TASK REQUIREMENTS: Identify the lines that contain the word "JSON", then copy them.

::::::

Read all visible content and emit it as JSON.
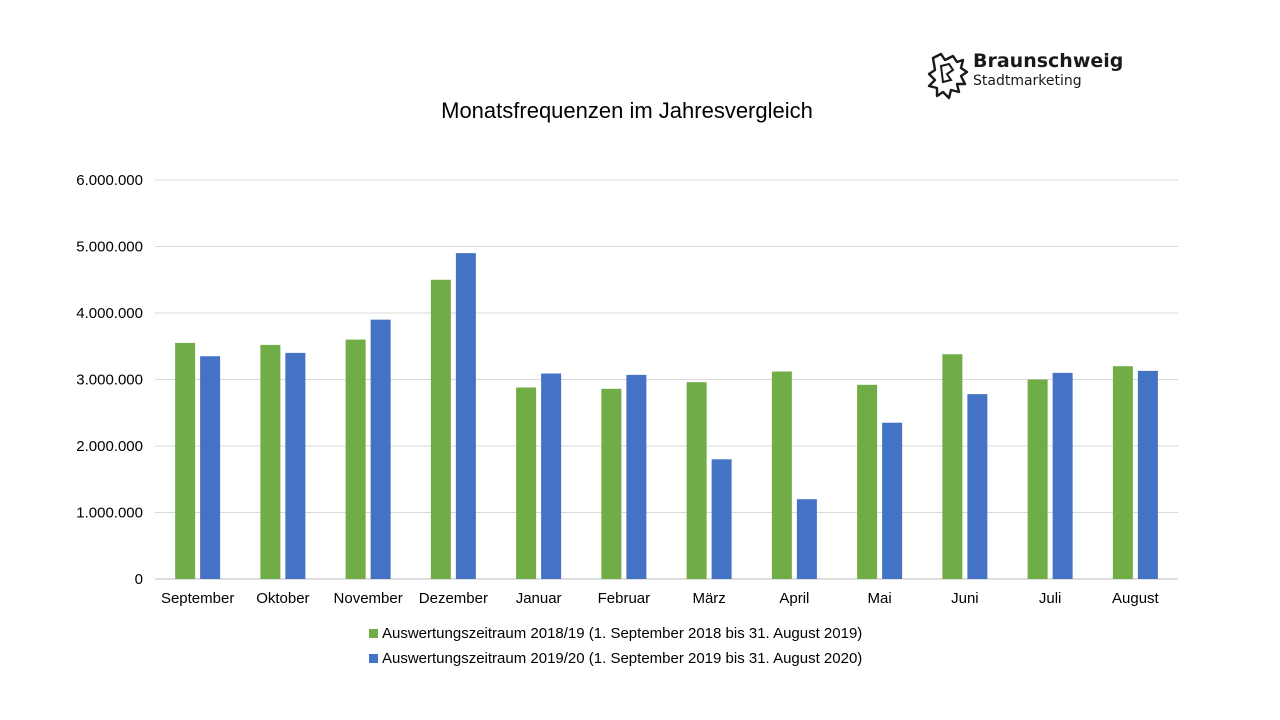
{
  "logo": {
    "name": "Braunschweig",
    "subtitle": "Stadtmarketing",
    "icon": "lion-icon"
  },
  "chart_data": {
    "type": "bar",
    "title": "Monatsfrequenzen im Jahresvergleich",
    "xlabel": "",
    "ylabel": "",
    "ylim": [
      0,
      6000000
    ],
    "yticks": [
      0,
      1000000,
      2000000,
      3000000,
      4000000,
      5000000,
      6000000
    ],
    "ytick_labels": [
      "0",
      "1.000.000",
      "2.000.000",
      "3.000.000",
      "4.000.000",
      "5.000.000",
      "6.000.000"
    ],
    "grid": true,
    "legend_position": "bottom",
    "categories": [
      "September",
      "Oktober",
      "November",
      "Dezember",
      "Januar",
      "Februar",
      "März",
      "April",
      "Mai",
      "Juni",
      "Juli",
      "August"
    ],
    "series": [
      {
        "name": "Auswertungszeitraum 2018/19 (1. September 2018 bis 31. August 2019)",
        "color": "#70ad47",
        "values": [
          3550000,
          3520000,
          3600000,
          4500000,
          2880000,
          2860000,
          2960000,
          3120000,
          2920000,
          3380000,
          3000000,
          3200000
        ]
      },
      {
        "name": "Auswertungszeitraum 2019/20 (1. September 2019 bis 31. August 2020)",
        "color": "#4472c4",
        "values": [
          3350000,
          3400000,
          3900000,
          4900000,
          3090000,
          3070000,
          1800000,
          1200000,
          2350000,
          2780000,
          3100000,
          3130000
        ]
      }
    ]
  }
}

::::::

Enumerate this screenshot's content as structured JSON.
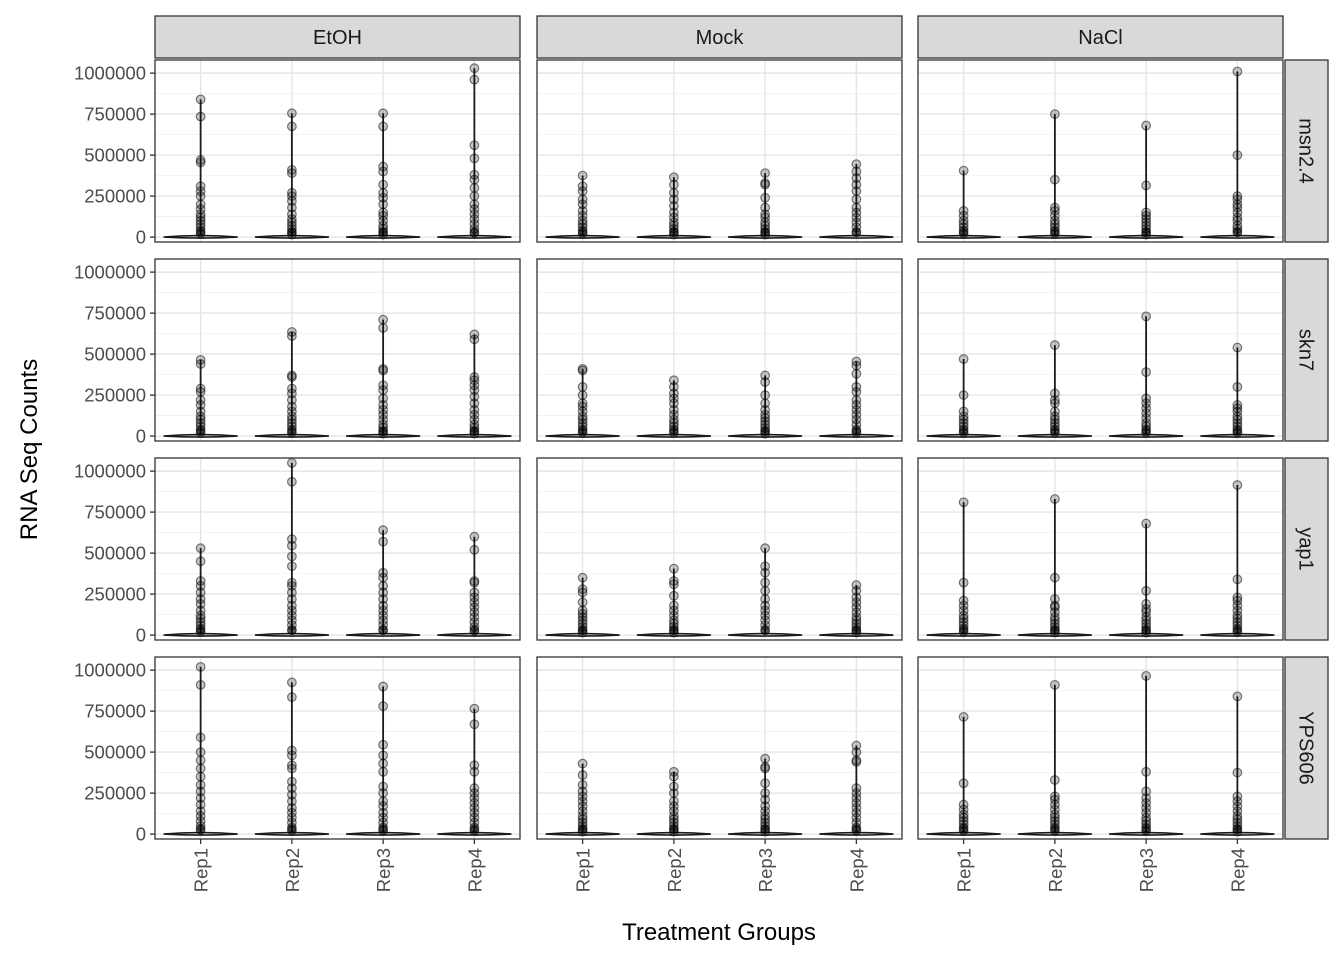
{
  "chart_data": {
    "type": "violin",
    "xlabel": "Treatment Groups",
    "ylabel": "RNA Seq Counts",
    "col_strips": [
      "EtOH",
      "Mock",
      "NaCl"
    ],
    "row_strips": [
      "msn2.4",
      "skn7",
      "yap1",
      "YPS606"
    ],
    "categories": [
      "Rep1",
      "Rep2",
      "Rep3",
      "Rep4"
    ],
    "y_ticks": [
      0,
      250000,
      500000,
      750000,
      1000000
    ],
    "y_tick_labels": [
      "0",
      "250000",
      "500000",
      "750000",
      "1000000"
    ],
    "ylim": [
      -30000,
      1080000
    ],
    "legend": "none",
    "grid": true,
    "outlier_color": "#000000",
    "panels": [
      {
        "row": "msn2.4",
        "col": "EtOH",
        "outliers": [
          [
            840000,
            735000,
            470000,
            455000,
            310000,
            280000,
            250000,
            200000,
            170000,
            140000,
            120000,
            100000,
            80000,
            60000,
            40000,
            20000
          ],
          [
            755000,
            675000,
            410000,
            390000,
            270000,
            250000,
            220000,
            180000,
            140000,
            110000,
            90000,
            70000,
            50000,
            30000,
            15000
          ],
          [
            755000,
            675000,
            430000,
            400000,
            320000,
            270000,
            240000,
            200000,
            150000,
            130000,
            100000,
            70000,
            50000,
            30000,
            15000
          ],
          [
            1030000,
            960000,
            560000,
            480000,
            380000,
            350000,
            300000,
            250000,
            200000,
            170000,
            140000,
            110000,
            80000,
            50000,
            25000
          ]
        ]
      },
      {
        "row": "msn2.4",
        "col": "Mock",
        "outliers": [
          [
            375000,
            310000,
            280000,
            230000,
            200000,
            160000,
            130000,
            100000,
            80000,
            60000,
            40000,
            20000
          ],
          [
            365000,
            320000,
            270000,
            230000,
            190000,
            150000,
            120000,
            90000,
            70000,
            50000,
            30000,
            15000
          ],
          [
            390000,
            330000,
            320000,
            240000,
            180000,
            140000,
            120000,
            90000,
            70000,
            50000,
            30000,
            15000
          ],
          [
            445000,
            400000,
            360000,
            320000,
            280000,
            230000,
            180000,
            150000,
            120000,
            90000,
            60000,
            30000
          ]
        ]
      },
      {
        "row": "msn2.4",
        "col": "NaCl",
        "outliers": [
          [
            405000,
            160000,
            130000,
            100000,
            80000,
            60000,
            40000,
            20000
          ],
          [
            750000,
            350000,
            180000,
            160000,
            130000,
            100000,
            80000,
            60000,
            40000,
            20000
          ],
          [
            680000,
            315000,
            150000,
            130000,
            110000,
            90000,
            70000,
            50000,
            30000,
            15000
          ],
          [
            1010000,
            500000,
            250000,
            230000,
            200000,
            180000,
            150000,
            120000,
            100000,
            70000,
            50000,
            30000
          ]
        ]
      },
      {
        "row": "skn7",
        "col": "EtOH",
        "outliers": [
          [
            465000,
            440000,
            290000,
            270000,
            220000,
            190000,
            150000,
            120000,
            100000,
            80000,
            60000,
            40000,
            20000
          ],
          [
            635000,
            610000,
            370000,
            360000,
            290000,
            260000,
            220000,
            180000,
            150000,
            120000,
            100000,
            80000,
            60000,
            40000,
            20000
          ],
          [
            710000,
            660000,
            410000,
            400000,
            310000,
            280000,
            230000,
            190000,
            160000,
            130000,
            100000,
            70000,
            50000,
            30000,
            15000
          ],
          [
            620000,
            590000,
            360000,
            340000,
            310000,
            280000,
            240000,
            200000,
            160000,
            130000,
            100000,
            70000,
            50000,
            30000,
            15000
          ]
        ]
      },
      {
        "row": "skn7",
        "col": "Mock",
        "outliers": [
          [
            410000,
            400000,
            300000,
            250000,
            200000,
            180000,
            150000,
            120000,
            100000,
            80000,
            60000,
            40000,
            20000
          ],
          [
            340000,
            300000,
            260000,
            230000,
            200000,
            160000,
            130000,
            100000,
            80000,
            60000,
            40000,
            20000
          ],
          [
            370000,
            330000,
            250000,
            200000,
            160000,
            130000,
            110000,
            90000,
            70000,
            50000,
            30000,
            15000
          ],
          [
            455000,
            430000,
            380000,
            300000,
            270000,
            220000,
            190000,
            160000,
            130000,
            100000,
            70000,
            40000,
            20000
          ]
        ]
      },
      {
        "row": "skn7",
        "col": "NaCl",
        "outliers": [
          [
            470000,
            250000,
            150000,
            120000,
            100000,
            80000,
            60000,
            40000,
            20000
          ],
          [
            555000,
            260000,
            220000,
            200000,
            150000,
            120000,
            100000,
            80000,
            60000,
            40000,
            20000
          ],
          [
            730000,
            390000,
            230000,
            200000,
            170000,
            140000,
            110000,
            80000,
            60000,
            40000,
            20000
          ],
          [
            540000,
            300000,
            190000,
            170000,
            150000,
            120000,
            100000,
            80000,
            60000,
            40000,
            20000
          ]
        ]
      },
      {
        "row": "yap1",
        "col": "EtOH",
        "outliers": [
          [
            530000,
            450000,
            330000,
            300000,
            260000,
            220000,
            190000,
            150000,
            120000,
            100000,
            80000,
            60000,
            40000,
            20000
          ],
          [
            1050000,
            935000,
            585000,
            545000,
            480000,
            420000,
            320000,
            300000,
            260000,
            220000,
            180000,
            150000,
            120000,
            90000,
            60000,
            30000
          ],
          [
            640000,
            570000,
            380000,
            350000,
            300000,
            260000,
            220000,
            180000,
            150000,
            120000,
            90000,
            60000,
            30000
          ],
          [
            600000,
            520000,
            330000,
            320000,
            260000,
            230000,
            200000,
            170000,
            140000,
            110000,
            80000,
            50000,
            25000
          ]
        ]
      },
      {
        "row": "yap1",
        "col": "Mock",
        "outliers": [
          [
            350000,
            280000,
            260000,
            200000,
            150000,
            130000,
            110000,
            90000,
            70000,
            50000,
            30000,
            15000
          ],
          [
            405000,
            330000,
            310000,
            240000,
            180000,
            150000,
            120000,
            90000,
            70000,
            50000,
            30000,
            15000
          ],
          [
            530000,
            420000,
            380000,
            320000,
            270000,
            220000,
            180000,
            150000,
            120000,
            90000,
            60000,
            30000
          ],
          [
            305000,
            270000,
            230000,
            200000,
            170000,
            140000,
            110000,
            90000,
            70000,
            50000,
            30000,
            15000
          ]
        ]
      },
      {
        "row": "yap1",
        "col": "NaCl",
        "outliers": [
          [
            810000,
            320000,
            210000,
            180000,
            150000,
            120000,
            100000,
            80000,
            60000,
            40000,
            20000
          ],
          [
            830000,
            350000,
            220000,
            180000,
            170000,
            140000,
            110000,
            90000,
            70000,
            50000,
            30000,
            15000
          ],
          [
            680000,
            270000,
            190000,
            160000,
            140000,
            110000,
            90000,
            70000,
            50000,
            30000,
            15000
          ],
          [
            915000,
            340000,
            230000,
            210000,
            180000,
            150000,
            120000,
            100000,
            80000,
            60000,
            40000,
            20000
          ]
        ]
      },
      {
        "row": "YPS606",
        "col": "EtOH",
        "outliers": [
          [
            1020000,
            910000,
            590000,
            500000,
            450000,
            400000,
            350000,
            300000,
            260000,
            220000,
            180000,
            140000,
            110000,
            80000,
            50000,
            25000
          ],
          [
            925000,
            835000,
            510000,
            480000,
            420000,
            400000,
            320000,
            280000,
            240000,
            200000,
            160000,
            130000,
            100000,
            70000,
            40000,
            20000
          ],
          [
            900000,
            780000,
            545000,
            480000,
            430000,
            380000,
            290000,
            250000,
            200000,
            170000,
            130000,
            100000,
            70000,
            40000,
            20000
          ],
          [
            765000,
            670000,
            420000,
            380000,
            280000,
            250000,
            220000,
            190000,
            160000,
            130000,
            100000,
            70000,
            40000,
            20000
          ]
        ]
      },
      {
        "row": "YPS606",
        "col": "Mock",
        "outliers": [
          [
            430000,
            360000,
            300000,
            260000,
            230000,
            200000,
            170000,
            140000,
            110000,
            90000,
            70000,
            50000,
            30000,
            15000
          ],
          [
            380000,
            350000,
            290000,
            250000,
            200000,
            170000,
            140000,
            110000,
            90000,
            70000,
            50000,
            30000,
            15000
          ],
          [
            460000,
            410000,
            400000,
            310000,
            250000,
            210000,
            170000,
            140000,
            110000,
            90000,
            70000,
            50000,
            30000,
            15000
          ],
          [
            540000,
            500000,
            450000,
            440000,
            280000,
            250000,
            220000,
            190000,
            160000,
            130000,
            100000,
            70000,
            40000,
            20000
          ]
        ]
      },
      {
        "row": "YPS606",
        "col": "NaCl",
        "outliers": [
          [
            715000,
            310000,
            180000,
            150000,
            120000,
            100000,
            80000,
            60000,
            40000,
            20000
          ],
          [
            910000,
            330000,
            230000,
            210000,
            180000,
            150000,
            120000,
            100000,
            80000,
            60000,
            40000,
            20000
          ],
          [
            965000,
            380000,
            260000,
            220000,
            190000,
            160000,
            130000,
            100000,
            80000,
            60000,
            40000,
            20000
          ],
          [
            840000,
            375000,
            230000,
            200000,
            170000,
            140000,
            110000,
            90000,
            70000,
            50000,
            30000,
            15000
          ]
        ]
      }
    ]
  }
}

::::::

SOLUTION FOR THIS EXERCISE:
Read all visible content and emit it as JSON.
Enumerate this screenshot's content as structured JSON.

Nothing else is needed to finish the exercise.